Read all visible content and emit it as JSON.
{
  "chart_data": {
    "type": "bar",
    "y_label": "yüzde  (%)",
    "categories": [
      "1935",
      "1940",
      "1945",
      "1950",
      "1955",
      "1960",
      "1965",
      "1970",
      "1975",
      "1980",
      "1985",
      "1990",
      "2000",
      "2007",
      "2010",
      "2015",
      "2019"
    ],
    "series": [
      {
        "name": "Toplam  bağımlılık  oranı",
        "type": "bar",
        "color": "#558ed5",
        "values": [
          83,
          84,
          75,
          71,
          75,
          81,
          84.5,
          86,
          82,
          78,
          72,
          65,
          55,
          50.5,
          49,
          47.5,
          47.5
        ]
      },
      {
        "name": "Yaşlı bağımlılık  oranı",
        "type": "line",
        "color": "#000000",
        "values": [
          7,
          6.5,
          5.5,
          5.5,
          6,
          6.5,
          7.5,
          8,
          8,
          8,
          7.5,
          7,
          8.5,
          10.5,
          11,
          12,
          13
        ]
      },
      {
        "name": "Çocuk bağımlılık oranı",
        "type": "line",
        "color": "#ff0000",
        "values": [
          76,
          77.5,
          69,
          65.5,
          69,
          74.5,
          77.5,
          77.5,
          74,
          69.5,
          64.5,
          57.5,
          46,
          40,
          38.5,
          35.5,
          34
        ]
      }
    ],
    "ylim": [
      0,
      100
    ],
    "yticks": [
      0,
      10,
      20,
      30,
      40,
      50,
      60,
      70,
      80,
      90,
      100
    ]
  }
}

WHAT TO DO:
Each line above must be reproduced exactly as it stands.

THE ANSWER:
Read all visible content and emit it as JSON.
{
  "chart_data": {
    "type": "bar",
    "y_label": "yüzde  (%)",
    "categories": [
      "1935",
      "1940",
      "1945",
      "1950",
      "1955",
      "1960",
      "1965",
      "1970",
      "1975",
      "1980",
      "1985",
      "1990",
      "2000",
      "2007",
      "2010",
      "2015",
      "2019"
    ],
    "series": [
      {
        "name": "Toplam  bağımlılık  oranı",
        "type": "bar",
        "color": "#558ed5",
        "values": [
          83,
          84,
          75,
          71,
          75,
          81,
          84.5,
          86,
          82,
          78,
          72,
          65,
          55,
          50.5,
          49,
          47.5,
          47.5
        ]
      },
      {
        "name": "Yaşlı bağımlılık  oranı",
        "type": "line",
        "color": "#000000",
        "values": [
          7,
          6.5,
          5.5,
          5.5,
          6,
          6.5,
          7.5,
          8,
          8,
          8,
          7.5,
          7,
          8.5,
          10.5,
          11,
          12,
          13
        ]
      },
      {
        "name": "Çocuk bağımlılık oranı",
        "type": "line",
        "color": "#ff0000",
        "values": [
          76,
          77.5,
          69,
          65.5,
          69,
          74.5,
          77.5,
          77.5,
          74,
          69.5,
          64.5,
          57.5,
          46,
          40,
          38.5,
          35.5,
          34
        ]
      }
    ],
    "ylim": [
      0,
      100
    ],
    "yticks": [
      0,
      10,
      20,
      30,
      40,
      50,
      60,
      70,
      80,
      90,
      100
    ]
  }
}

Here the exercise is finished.